-- start Data provided --
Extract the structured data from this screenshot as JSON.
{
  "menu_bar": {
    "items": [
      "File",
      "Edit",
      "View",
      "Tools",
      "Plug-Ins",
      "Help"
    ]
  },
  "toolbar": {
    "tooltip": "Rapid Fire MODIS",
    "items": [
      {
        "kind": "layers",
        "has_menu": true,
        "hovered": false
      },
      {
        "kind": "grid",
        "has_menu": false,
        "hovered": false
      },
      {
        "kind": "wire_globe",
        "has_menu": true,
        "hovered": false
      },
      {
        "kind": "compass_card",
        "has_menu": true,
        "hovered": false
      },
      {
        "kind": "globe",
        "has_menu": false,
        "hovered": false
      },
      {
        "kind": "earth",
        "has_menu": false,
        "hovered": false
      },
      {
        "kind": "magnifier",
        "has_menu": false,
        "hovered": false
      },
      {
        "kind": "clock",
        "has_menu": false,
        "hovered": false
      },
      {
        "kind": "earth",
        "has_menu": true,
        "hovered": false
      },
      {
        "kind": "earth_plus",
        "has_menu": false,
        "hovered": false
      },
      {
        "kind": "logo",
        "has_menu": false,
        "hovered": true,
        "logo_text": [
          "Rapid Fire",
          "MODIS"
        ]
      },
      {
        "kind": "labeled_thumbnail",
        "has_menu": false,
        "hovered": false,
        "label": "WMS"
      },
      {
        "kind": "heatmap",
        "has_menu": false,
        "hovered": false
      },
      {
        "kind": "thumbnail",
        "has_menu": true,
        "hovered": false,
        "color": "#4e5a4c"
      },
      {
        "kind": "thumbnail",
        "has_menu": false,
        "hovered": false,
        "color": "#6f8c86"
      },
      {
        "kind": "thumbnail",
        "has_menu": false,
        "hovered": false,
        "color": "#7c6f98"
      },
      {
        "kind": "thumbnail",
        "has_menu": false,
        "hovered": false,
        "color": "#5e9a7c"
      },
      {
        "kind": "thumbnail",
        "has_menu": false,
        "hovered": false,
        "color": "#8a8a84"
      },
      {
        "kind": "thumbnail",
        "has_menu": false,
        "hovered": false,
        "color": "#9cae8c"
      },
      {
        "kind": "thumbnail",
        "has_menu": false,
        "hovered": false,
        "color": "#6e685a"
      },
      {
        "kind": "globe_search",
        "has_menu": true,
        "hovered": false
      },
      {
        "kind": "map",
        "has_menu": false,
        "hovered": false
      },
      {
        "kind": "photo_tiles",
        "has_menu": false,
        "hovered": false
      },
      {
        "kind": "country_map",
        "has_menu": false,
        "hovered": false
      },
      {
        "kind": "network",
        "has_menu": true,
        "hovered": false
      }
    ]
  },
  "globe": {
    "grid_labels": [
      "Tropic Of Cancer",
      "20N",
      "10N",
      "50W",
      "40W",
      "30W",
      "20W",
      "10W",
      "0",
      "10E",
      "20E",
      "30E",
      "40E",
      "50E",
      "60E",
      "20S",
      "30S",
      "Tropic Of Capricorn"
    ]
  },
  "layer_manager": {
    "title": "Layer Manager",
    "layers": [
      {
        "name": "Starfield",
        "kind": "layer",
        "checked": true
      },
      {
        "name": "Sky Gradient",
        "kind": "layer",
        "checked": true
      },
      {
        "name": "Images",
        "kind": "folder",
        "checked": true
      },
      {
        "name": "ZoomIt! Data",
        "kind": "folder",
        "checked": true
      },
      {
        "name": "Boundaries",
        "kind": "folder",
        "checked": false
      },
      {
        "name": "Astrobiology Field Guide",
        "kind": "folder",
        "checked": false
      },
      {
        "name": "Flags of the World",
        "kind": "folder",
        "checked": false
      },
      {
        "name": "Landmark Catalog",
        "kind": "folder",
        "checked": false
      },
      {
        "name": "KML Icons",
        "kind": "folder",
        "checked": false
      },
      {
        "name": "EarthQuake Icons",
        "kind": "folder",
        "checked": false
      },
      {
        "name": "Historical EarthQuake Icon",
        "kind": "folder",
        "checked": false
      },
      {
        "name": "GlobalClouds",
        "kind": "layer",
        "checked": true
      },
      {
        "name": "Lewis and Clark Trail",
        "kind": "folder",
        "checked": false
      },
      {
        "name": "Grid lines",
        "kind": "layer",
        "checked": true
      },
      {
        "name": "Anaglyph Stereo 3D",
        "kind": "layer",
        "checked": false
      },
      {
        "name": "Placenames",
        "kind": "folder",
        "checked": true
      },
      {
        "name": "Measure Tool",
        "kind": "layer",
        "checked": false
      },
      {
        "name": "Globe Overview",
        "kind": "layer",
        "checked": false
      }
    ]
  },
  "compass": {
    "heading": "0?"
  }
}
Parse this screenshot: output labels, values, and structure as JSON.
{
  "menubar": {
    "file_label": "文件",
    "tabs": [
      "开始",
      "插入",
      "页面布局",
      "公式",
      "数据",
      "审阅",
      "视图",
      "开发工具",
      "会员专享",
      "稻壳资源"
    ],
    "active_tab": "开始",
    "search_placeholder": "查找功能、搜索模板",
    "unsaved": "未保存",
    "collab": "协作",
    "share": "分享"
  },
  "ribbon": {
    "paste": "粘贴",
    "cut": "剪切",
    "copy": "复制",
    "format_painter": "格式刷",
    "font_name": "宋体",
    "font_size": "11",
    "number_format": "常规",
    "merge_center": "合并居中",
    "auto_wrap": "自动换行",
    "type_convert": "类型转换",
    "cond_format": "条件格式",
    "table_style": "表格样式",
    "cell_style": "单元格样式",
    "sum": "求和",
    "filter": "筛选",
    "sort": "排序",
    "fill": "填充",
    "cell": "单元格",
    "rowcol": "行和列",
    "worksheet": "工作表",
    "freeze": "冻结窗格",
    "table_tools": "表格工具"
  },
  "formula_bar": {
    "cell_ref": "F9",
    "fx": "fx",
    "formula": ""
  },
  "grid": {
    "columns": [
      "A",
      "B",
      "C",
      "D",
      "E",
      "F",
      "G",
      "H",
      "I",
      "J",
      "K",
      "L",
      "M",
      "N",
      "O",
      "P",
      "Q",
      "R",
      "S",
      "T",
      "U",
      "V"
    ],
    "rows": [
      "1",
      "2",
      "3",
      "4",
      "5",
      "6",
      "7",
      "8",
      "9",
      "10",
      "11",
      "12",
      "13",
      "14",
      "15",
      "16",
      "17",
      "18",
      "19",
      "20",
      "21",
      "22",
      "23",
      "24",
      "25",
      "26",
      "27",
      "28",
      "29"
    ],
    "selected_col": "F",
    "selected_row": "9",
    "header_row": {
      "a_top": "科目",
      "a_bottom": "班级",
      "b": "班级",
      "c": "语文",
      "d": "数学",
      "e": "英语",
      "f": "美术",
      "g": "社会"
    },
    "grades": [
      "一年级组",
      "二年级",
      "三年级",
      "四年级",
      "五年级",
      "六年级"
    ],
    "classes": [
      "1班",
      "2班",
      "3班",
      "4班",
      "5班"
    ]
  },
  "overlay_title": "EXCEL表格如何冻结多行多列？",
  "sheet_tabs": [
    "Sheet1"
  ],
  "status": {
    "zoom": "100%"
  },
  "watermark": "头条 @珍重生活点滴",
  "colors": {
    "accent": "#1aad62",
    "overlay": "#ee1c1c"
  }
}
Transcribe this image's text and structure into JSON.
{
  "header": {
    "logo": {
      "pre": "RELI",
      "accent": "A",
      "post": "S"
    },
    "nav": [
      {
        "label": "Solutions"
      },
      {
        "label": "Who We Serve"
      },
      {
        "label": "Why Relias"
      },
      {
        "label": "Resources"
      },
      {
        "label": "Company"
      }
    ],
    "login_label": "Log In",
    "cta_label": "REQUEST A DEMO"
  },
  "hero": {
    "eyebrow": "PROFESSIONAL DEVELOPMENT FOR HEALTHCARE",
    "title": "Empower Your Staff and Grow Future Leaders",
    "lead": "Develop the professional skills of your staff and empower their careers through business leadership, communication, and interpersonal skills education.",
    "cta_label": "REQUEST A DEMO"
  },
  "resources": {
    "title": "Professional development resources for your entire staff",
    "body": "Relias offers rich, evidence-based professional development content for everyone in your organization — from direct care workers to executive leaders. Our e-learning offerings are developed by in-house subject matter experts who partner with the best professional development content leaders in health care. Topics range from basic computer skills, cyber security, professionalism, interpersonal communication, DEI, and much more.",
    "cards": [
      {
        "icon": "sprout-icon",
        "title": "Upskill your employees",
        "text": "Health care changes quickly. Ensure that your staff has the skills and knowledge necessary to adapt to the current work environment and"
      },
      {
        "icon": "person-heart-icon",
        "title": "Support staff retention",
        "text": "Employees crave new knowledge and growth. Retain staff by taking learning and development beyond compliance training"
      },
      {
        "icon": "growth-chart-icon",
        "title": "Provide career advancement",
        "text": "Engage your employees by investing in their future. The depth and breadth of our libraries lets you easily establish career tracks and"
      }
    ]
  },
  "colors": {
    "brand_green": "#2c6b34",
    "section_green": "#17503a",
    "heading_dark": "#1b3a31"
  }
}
-- end Data provided --
## Given problem
Show every line from the listing above in which the string "this" appears.

## Answer in full
Extract the structured data from this screenshot as JSON.
Parse this screenshot: output labels, values, and structure as JSON.
Transcribe this image's text and structure into JSON.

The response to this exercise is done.